(What to do): Collect every line below that contains the word "smells".
━━ Task input
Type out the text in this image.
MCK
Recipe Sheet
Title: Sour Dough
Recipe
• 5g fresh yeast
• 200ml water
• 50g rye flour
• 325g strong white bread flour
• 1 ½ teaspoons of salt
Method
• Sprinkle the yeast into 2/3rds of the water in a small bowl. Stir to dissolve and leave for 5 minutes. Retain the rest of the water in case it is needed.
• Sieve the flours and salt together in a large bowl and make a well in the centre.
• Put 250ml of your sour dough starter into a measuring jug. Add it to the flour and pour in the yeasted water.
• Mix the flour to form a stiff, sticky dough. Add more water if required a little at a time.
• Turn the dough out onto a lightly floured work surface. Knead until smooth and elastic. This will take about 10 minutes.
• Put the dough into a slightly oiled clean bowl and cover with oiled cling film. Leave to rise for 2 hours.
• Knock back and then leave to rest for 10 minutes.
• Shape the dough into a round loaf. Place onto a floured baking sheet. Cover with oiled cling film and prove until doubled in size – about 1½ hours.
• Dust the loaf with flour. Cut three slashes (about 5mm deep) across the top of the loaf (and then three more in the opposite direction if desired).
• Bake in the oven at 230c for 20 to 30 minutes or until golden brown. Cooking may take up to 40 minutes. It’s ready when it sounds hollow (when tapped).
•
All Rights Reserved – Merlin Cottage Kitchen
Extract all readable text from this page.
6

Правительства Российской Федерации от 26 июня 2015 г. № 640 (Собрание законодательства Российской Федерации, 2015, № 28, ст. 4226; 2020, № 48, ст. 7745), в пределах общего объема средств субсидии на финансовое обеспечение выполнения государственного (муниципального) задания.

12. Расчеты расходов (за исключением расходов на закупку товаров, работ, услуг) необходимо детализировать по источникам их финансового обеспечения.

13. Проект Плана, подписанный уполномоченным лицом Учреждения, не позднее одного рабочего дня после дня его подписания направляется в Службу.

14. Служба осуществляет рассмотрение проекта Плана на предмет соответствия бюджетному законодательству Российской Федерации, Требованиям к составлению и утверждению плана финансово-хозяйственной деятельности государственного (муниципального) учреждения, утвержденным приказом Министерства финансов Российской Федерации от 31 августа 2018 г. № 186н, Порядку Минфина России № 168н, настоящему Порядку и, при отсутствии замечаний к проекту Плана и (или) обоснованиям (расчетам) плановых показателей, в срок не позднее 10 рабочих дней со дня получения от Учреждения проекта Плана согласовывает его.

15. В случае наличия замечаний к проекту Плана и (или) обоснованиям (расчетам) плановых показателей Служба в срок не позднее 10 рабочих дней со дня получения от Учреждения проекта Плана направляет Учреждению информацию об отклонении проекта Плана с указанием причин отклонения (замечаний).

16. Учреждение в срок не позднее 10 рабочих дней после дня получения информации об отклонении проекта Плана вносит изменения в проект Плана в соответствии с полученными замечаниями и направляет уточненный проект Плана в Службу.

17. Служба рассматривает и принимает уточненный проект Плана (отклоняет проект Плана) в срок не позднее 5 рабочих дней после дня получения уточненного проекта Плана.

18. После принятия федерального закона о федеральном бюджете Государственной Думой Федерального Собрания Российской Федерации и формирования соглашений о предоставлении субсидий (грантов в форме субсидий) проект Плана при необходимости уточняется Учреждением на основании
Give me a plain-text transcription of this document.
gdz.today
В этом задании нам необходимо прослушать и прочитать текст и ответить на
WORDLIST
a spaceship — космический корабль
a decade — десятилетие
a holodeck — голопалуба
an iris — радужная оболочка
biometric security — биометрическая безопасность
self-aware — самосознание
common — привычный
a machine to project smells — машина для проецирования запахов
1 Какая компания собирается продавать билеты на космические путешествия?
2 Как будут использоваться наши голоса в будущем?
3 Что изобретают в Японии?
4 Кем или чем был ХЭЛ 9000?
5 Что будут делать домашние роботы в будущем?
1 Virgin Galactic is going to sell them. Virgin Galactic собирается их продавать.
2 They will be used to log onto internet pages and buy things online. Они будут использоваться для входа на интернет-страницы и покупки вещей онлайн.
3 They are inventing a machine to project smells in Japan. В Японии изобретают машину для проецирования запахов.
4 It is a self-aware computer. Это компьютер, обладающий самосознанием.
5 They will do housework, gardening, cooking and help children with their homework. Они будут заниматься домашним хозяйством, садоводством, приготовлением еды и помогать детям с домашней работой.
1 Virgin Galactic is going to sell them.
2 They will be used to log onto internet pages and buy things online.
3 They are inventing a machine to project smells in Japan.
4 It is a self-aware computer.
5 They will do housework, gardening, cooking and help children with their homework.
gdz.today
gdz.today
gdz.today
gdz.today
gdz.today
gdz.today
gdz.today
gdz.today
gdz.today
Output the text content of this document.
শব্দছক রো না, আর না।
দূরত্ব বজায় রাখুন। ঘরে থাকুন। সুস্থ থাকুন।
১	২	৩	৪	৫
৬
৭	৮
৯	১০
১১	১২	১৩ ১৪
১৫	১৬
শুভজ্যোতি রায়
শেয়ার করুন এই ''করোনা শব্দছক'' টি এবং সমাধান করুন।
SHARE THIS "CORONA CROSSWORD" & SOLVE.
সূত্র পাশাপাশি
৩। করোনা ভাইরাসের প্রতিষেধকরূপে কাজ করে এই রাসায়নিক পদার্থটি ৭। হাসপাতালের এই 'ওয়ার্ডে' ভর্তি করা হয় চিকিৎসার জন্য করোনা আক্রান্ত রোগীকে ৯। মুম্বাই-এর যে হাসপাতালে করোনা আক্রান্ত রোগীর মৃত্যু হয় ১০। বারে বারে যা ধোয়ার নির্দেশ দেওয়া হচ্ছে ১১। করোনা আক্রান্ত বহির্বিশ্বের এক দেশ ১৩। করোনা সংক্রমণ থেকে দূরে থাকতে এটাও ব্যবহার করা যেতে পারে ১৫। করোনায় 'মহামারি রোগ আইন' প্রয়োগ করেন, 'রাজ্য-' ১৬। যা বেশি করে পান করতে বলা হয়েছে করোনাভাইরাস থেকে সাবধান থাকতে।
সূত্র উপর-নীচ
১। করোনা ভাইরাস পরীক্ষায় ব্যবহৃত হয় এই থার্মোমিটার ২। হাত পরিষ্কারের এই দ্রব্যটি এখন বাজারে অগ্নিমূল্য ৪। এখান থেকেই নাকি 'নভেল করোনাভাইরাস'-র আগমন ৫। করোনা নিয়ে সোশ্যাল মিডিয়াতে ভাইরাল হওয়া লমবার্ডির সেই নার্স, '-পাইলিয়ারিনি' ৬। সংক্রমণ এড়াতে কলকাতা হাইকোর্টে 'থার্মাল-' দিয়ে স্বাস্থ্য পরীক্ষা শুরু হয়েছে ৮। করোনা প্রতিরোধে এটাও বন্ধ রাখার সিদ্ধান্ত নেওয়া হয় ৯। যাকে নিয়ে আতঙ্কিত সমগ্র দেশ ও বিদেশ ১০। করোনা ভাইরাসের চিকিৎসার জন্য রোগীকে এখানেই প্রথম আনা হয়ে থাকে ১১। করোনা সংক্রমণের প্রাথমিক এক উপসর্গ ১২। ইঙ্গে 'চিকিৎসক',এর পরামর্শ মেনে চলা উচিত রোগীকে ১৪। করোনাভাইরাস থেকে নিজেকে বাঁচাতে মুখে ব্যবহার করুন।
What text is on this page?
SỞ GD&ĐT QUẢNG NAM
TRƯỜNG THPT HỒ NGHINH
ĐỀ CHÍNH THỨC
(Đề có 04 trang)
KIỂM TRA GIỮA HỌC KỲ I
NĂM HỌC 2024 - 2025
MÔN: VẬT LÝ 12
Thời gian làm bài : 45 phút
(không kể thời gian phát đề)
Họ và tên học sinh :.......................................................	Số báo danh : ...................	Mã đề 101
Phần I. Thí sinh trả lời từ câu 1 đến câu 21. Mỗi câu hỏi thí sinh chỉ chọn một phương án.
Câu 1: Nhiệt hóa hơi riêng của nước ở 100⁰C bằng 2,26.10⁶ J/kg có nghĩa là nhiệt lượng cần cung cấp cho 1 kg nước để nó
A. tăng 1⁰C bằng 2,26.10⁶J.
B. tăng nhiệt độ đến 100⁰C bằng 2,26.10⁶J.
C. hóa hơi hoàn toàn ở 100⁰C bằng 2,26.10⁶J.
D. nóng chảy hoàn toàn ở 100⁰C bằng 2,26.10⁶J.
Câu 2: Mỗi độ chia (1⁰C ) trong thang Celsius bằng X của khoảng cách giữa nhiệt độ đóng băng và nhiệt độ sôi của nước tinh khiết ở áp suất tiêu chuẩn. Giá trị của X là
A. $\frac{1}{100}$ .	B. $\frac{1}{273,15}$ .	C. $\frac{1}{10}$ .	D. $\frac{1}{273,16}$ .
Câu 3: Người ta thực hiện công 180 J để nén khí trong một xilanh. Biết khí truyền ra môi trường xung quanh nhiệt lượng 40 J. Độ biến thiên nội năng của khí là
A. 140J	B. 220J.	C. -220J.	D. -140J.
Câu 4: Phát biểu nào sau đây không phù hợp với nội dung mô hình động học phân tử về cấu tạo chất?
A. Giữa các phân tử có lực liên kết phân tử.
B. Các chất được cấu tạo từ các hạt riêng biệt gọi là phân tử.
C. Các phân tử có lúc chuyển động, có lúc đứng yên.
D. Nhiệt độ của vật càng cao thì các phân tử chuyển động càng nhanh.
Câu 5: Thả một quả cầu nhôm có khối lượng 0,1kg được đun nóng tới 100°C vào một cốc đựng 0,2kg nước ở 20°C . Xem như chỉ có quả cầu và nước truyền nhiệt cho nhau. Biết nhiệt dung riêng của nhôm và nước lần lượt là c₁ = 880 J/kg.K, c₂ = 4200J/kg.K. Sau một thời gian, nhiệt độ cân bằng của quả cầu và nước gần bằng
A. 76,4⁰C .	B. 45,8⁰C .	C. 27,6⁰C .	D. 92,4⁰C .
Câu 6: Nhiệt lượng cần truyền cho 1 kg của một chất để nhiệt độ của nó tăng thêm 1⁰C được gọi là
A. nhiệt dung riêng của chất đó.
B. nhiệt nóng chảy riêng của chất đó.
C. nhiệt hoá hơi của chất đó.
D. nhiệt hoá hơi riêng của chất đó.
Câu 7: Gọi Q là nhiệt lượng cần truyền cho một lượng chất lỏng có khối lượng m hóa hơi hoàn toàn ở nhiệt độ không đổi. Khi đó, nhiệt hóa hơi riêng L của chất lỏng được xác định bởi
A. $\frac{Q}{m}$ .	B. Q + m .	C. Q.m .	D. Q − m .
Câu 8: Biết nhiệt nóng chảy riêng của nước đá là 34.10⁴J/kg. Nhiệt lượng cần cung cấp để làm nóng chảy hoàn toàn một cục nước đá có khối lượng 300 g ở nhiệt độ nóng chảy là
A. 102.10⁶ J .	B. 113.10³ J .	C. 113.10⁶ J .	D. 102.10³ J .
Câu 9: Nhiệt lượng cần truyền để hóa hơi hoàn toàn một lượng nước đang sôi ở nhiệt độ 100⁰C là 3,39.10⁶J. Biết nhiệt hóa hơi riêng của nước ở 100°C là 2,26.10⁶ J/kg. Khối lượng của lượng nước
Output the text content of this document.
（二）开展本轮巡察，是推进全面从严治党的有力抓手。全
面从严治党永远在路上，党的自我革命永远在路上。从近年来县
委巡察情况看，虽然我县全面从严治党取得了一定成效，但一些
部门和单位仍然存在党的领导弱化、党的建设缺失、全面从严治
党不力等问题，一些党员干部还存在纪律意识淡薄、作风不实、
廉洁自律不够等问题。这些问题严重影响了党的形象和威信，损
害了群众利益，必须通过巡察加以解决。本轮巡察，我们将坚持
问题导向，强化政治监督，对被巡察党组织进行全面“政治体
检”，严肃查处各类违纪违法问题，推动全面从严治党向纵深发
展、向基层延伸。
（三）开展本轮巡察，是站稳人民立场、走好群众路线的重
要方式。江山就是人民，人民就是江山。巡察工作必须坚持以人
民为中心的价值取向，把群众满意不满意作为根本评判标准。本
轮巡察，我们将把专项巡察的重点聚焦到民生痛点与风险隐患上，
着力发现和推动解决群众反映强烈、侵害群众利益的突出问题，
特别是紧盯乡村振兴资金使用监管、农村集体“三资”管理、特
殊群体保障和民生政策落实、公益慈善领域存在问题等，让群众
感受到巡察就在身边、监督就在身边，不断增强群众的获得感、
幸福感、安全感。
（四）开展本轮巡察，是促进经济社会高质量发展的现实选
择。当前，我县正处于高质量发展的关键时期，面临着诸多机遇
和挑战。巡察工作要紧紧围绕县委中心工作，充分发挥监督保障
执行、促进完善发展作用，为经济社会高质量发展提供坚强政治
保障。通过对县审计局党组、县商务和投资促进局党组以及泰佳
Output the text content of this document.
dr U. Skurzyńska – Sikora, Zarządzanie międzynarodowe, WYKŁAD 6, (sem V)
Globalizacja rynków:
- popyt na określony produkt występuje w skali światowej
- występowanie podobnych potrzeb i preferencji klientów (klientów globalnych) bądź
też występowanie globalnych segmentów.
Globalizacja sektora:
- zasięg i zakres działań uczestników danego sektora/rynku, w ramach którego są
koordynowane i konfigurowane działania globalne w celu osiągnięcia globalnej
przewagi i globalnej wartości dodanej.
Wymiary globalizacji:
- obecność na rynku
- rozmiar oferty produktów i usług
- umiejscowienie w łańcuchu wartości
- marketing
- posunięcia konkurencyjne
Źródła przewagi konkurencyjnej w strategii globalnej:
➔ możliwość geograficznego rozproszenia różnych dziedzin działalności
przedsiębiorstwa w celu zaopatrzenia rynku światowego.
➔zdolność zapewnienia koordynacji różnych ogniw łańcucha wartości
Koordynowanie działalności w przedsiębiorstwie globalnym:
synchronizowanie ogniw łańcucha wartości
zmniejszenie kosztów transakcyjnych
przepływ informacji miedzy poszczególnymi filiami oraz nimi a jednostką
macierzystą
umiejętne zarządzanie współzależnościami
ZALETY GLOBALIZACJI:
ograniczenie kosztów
━━━━
(Result of the exercise):
a machine to project smells — машина для проецирования запахов
3 They are inventing a machine to project smells in Japan. В Японии изобретают машину для проецирования запахов.
3 They are inventing a machine to project smells in Japan.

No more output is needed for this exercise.